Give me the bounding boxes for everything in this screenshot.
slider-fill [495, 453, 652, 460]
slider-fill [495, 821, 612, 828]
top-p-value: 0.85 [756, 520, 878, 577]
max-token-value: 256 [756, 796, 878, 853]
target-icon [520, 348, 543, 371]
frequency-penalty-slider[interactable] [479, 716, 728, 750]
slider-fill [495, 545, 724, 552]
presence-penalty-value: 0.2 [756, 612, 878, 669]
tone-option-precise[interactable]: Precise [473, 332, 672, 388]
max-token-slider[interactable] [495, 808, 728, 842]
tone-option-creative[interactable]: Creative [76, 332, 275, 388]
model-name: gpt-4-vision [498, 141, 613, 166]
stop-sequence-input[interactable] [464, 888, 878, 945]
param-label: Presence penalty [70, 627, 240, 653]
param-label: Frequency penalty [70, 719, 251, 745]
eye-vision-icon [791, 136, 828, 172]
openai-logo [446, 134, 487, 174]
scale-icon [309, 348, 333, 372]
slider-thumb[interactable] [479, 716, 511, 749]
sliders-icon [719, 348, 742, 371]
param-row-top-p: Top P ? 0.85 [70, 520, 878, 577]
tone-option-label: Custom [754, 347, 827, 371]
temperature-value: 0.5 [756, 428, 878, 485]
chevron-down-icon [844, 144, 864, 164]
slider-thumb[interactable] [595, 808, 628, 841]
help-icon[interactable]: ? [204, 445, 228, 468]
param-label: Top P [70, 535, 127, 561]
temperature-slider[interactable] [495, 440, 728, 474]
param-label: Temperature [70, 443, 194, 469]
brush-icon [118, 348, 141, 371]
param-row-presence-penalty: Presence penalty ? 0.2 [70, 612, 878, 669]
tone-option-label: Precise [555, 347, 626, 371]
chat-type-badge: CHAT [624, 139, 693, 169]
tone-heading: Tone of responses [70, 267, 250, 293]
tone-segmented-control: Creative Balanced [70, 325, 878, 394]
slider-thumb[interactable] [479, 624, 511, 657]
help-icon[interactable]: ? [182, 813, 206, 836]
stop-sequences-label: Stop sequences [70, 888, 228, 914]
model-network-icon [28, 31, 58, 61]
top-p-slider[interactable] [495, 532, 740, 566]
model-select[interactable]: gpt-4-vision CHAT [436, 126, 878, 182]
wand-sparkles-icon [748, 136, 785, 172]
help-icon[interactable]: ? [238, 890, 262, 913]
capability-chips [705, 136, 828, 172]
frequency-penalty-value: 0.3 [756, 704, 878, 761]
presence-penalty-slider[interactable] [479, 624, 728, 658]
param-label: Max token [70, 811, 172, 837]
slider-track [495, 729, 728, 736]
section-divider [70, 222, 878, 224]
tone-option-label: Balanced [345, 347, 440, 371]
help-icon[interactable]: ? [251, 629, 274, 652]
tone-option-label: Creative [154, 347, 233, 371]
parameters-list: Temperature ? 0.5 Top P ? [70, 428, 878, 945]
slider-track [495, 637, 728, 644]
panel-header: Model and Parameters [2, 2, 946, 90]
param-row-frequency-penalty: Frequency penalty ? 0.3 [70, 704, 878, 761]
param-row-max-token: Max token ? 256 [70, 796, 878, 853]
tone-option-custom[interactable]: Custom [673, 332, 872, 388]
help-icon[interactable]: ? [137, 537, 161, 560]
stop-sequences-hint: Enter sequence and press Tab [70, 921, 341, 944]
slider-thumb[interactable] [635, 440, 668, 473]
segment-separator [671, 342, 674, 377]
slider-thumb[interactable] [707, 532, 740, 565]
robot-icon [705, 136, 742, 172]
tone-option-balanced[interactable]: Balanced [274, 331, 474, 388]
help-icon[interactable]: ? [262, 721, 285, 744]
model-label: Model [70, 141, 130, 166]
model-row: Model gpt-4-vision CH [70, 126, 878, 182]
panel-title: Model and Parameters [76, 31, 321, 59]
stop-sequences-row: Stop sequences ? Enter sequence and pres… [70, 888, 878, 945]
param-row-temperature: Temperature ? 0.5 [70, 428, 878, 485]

************

WHAT THE TASK REQUIRES: Rewrite every line of the listing above as a numbered list, skipping any blank lines.

EXERCISE RESULT:
1. Give me the bounding boxes for everything in this screenshot.
2. slider-fill [495, 453, 652, 460]
3. slider-fill [495, 821, 612, 828]
4. top-p-value: 0.85 [756, 520, 878, 577]
5. max-token-value: 256 [756, 796, 878, 853]
6. target-icon [520, 348, 543, 371]
7. frequency-penalty-slider[interactable] [479, 716, 728, 750]
8. slider-fill [495, 545, 724, 552]
9. presence-penalty-value: 0.2 [756, 612, 878, 669]
10. tone-option-precise[interactable]: Precise [473, 332, 672, 388]
11. max-token-slider[interactable] [495, 808, 728, 842]
12. tone-option-creative[interactable]: Creative [76, 332, 275, 388]
13. model-name: gpt-4-vision [498, 141, 613, 166]
14. stop-sequence-input[interactable] [464, 888, 878, 945]
15. param-label: Presence penalty [70, 627, 240, 653]
16. param-label: Frequency penalty [70, 719, 251, 745]
17. eye-vision-icon [791, 136, 828, 172]
18. openai-logo [446, 134, 487, 174]
19. scale-icon [309, 348, 333, 372]
20. slider-thumb[interactable] [479, 716, 511, 749]
21. sliders-icon [719, 348, 742, 371]
22. param-row-top-p: Top P ? 0.85 [70, 520, 878, 577]
23. tone-option-label: Custom [754, 347, 827, 371]
24. temperature-value: 0.5 [756, 428, 878, 485]
25. chevron-down-icon [844, 144, 864, 164]
26. slider-thumb[interactable] [595, 808, 628, 841]
27. help-icon[interactable]: ? [204, 445, 228, 468]
28. param-label: Top P [70, 535, 127, 561]
29. temperature-slider[interactable] [495, 440, 728, 474]
30. param-label: Temperature [70, 443, 194, 469]
31. brush-icon [118, 348, 141, 371]
32. param-row-presence-penalty: Presence penalty ? 0.2 [70, 612, 878, 669]
33. tone-option-label: Precise [555, 347, 626, 371]
34. chat-type-badge: CHAT [624, 139, 693, 169]
35. tone-heading: Tone of responses [70, 267, 250, 293]
36. tone-segmented-control: Creative Balanced [70, 325, 878, 394]
37. slider-thumb[interactable] [479, 624, 511, 657]
38. help-icon[interactable]: ? [182, 813, 206, 836]
39. stop-sequences-label: Stop sequences [70, 888, 228, 914]
40. model-network-icon [28, 31, 58, 61]
41. top-p-slider[interactable] [495, 532, 740, 566]
42. model-select[interactable]: gpt-4-vision CHAT [436, 126, 878, 182]
43. wand-sparkles-icon [748, 136, 785, 172]
44. help-icon[interactable]: ? [238, 890, 262, 913]
45. capability-chips [705, 136, 828, 172]
46. frequency-penalty-value: 0.3 [756, 704, 878, 761]
47. presence-penalty-slider[interactable] [479, 624, 728, 658]
48. param-label: Max token [70, 811, 172, 837]
49. slider-track [495, 729, 728, 736]
50. section-divider [70, 222, 878, 224]
51. tone-option-label: Balanced [345, 347, 440, 371]
52. help-icon[interactable]: ? [251, 629, 274, 652]
53. tone-option-label: Creative [154, 347, 233, 371]
54. parameters-list: Temperature ? 0.5 Top P ? [70, 428, 878, 945]
55. slider-track [495, 637, 728, 644]
56. panel-header: Model and Parameters [2, 2, 946, 90]
57. param-row-frequency-penalty: Frequency penalty ? 0.3 [70, 704, 878, 761]
58. param-row-max-token: Max token ? 256 [70, 796, 878, 853]
59. tone-option-custom[interactable]: Custom [673, 332, 872, 388]
60. help-icon[interactable]: ? [137, 537, 161, 560]
61. stop-sequences-hint: Enter sequence and press Tab [70, 921, 341, 944]
62. slider-thumb[interactable] [635, 440, 668, 473]
63. segment-separator [671, 342, 674, 377]
64. slider-thumb[interactable] [707, 532, 740, 565]
65. robot-icon [705, 136, 742, 172]
66. tone-option-balanced[interactable]: Balanced [274, 331, 474, 388]
67. help-icon[interactable]: ? [262, 721, 285, 744]
68. model-label: Model [70, 141, 130, 166]
69. model-row: Model gpt-4-vision CH [70, 126, 878, 182]
70. panel-title: Model and Parameters [76, 31, 321, 59]
71. stop-sequences-row: Stop sequences ? Enter sequence and pres… [70, 888, 878, 945]
72. param-row-temperature: Temperature ? 0.5 [70, 428, 878, 485]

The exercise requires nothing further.